** begin **

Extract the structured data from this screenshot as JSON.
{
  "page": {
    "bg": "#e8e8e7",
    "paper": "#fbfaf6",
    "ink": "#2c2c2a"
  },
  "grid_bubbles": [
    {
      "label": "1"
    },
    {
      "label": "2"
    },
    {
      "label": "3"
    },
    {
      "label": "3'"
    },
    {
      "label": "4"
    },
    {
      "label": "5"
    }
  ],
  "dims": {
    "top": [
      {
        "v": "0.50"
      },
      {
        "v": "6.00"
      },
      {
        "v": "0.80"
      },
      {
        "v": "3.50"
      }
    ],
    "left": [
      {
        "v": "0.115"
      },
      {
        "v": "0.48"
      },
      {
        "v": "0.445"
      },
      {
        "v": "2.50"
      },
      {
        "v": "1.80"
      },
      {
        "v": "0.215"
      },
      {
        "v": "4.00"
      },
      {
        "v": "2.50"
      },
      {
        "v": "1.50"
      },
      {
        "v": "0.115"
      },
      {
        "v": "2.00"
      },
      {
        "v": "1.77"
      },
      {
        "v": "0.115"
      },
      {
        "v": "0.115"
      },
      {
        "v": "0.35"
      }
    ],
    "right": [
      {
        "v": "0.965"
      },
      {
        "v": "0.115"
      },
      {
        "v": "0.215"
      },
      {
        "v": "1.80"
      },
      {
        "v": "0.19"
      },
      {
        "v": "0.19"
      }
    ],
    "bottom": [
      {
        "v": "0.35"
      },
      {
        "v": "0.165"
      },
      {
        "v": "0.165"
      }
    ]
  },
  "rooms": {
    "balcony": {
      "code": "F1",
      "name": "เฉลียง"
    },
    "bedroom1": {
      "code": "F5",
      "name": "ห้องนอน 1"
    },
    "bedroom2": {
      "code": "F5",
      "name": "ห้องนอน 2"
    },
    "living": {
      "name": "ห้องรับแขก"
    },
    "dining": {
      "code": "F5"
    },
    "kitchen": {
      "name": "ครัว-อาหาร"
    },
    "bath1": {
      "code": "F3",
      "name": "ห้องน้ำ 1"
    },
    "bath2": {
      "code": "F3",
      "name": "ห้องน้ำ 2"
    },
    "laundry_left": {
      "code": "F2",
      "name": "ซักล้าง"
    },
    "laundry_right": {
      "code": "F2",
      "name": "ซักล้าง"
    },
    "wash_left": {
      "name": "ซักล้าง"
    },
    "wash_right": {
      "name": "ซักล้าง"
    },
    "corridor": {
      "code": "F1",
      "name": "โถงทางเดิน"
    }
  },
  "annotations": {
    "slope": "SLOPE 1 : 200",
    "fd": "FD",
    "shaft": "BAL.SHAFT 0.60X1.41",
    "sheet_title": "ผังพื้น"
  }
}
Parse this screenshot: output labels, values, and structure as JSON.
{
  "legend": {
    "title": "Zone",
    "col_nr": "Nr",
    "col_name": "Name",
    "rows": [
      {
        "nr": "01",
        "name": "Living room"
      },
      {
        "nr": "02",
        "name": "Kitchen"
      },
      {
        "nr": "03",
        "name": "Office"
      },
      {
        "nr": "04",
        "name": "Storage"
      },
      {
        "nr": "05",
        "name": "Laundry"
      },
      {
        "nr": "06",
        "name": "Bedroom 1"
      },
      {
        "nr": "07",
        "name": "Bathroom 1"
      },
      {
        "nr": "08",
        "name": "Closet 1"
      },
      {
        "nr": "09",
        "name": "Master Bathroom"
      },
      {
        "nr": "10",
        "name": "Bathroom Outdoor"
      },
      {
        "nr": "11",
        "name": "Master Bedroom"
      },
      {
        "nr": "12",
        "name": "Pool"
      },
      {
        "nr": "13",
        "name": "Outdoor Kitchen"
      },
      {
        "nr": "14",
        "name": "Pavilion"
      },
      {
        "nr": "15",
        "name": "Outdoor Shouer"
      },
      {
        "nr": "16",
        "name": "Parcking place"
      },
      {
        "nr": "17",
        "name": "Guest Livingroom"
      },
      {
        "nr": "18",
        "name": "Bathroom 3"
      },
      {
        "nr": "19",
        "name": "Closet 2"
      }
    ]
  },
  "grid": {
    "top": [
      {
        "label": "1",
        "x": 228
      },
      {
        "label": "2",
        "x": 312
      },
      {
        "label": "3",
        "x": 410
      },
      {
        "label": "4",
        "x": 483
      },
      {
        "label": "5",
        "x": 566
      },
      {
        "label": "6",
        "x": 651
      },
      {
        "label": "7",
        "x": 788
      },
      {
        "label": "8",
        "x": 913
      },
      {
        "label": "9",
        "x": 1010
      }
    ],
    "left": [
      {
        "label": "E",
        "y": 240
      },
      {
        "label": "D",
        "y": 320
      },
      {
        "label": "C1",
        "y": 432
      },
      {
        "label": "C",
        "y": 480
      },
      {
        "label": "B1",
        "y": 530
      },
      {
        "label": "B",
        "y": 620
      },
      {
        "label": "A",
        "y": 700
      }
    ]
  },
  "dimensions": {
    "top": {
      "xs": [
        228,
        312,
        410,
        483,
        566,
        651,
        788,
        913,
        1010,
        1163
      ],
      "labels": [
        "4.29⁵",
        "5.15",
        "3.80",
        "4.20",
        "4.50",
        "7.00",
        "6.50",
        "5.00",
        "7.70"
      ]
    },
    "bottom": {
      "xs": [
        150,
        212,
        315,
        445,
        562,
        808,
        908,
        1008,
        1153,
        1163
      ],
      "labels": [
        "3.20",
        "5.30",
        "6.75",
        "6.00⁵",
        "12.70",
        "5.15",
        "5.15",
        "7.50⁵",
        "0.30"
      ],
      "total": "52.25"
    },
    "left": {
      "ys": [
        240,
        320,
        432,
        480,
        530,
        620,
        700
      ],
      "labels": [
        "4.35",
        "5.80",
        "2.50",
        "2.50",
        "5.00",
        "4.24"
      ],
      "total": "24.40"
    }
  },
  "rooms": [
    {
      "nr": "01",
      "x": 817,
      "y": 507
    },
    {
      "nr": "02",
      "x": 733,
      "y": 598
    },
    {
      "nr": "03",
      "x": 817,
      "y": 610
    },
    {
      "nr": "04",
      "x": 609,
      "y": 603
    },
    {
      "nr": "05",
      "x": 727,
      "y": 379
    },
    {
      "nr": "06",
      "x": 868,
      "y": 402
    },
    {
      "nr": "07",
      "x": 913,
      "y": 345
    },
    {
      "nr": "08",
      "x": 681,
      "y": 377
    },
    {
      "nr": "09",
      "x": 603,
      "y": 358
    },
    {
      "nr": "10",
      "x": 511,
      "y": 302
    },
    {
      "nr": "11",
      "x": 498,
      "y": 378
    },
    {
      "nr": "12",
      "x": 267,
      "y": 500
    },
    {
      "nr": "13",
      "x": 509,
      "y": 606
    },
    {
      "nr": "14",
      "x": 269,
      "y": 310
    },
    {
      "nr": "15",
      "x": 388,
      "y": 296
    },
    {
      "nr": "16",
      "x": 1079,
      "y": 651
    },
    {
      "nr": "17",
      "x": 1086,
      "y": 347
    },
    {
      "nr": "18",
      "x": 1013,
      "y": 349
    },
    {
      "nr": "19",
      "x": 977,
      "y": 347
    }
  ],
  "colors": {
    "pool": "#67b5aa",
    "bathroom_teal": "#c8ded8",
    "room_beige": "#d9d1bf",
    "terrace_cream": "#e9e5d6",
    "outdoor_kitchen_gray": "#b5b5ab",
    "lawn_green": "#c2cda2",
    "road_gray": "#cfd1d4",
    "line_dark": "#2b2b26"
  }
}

** end **

### Aim of the task
Extract all of the data exactly as written.

### Solution to the problem
Extract the structured data from this screenshot as JSON.
{
  "page": {
    "bg": "#e8e8e7",
    "paper": "#fbfaf6",
    "ink": "#2c2c2a"
  },
  "grid_bubbles": [
    {
      "label": "1"
    },
    {
      "label": "2"
    },
    {
      "label": "3"
    },
    {
      "label": "3'"
    },
    {
      "label": "4"
    },
    {
      "label": "5"
    }
  ],
  "dims": {
    "top": [
      {
        "v": "0.50"
      },
      {
        "v": "6.00"
      },
      {
        "v": "0.80"
      },
      {
        "v": "3.50"
      }
    ],
    "left": [
      {
        "v": "0.115"
      },
      {
        "v": "0.48"
      },
      {
        "v": "0.445"
      },
      {
        "v": "2.50"
      },
      {
        "v": "1.80"
      },
      {
        "v": "0.215"
      },
      {
        "v": "4.00"
      },
      {
        "v": "2.50"
      },
      {
        "v": "1.50"
      },
      {
        "v": "0.115"
      },
      {
        "v": "2.00"
      },
      {
        "v": "1.77"
      },
      {
        "v": "0.115"
      },
      {
        "v": "0.115"
      },
      {
        "v": "0.35"
      }
    ],
    "right": [
      {
        "v": "0.965"
      },
      {
        "v": "0.115"
      },
      {
        "v": "0.215"
      },
      {
        "v": "1.80"
      },
      {
        "v": "0.19"
      },
      {
        "v": "0.19"
      }
    ],
    "bottom": [
      {
        "v": "0.35"
      },
      {
        "v": "0.165"
      },
      {
        "v": "0.165"
      }
    ]
  },
  "rooms": {
    "balcony": {
      "code": "F1",
      "name": "เฉลียง"
    },
    "bedroom1": {
      "code": "F5",
      "name": "ห้องนอน 1"
    },
    "bedroom2": {
      "code": "F5",
      "name": "ห้องนอน 2"
    },
    "living": {
      "name": "ห้องรับแขก"
    },
    "dining": {
      "code": "F5"
    },
    "kitchen": {
      "name": "ครัว-อาหาร"
    },
    "bath1": {
      "code": "F3",
      "name": "ห้องน้ำ 1"
    },
    "bath2": {
      "code": "F3",
      "name": "ห้องน้ำ 2"
    },
    "laundry_left": {
      "code": "F2",
      "name": "ซักล้าง"
    },
    "laundry_right": {
      "code": "F2",
      "name": "ซักล้าง"
    },
    "wash_left": {
      "name": "ซักล้าง"
    },
    "wash_right": {
      "name": "ซักล้าง"
    },
    "corridor": {
      "code": "F1",
      "name": "โถงทางเดิน"
    }
  },
  "annotations": {
    "slope": "SLOPE 1 : 200",
    "fd": "FD",
    "shaft": "BAL.SHAFT 0.60X1.41",
    "sheet_title": "ผังพื้น"
  }
}
Parse this screenshot: output labels, values, and structure as JSON.
{
  "legend": {
    "title": "Zone",
    "col_nr": "Nr",
    "col_name": "Name",
    "rows": [
      {
        "nr": "01",
        "name": "Living room"
      },
      {
        "nr": "02",
        "name": "Kitchen"
      },
      {
        "nr": "03",
        "name": "Office"
      },
      {
        "nr": "04",
        "name": "Storage"
      },
      {
        "nr": "05",
        "name": "Laundry"
      },
      {
        "nr": "06",
        "name": "Bedroom 1"
      },
      {
        "nr": "07",
        "name": "Bathroom 1"
      },
      {
        "nr": "08",
        "name": "Closet 1"
      },
      {
        "nr": "09",
        "name": "Master Bathroom"
      },
      {
        "nr": "10",
        "name": "Bathroom Outdoor"
      },
      {
        "nr": "11",
        "name": "Master Bedroom"
      },
      {
        "nr": "12",
        "name": "Pool"
      },
      {
        "nr": "13",
        "name": "Outdoor Kitchen"
      },
      {
        "nr": "14",
        "name": "Pavilion"
      },
      {
        "nr": "15",
        "name": "Outdoor Shouer"
      },
      {
        "nr": "16",
        "name": "Parcking place"
      },
      {
        "nr": "17",
        "name": "Guest Livingroom"
      },
      {
        "nr": "18",
        "name": "Bathroom 3"
      },
      {
        "nr": "19",
        "name": "Closet 2"
      }
    ]
  },
  "grid": {
    "top": [
      {
        "label": "1",
        "x": 228
      },
      {
        "label": "2",
        "x": 312
      },
      {
        "label": "3",
        "x": 410
      },
      {
        "label": "4",
        "x": 483
      },
      {
        "label": "5",
        "x": 566
      },
      {
        "label": "6",
        "x": 651
      },
      {
        "label": "7",
        "x": 788
      },
      {
        "label": "8",
        "x": 913
      },
      {
        "label": "9",
        "x": 1010
      }
    ],
    "left": [
      {
        "label": "E",
        "y": 240
      },
      {
        "label": "D",
        "y": 320
      },
      {
        "label": "C1",
        "y": 432
      },
      {
        "label": "C",
        "y": 480
      },
      {
        "label": "B1",
        "y": 530
      },
      {
        "label": "B",
        "y": 620
      },
      {
        "label": "A",
        "y": 700
      }
    ]
  },
  "dimensions": {
    "top": {
      "xs": [
        228,
        312,
        410,
        483,
        566,
        651,
        788,
        913,
        1010,
        1163
      ],
      "labels": [
        "4.29⁵",
        "5.15",
        "3.80",
        "4.20",
        "4.50",
        "7.00",
        "6.50",
        "5.00",
        "7.70"
      ]
    },
    "bottom": {
      "xs": [
        150,
        212,
        315,
        445,
        562,
        808,
        908,
        1008,
        1153,
        1163
      ],
      "labels": [
        "3.20",
        "5.30",
        "6.75",
        "6.00⁵",
        "12.70",
        "5.15",
        "5.15",
        "7.50⁵",
        "0.30"
      ],
      "total": "52.25"
    },
    "left": {
      "ys": [
        240,
        320,
        432,
        480,
        530,
        620,
        700
      ],
      "labels": [
        "4.35",
        "5.80",
        "2.50",
        "2.50",
        "5.00",
        "4.24"
      ],
      "total": "24.40"
    }
  },
  "rooms": [
    {
      "nr": "01",
      "x": 817,
      "y": 507
    },
    {
      "nr": "02",
      "x": 733,
      "y": 598
    },
    {
      "nr": "03",
      "x": 817,
      "y": 610
    },
    {
      "nr": "04",
      "x": 609,
      "y": 603
    },
    {
      "nr": "05",
      "x": 727,
      "y": 379
    },
    {
      "nr": "06",
      "x": 868,
      "y": 402
    },
    {
      "nr": "07",
      "x": 913,
      "y": 345
    },
    {
      "nr": "08",
      "x": 681,
      "y": 377
    },
    {
      "nr": "09",
      "x": 603,
      "y": 358
    },
    {
      "nr": "10",
      "x": 511,
      "y": 302
    },
    {
      "nr": "11",
      "x": 498,
      "y": 378
    },
    {
      "nr": "12",
      "x": 267,
      "y": 500
    },
    {
      "nr": "13",
      "x": 509,
      "y": 606
    },
    {
      "nr": "14",
      "x": 269,
      "y": 310
    },
    {
      "nr": "15",
      "x": 388,
      "y": 296
    },
    {
      "nr": "16",
      "x": 1079,
      "y": 651
    },
    {
      "nr": "17",
      "x": 1086,
      "y": 347
    },
    {
      "nr": "18",
      "x": 1013,
      "y": 349
    },
    {
      "nr": "19",
      "x": 977,
      "y": 347
    }
  ],
  "colors": {
    "pool": "#67b5aa",
    "bathroom_teal": "#c8ded8",
    "room_beige": "#d9d1bf",
    "terrace_cream": "#e9e5d6",
    "outdoor_kitchen_gray": "#b5b5ab",
    "lawn_green": "#c2cda2",
    "road_gray": "#cfd1d4",
    "line_dark": "#2b2b26"
  }
}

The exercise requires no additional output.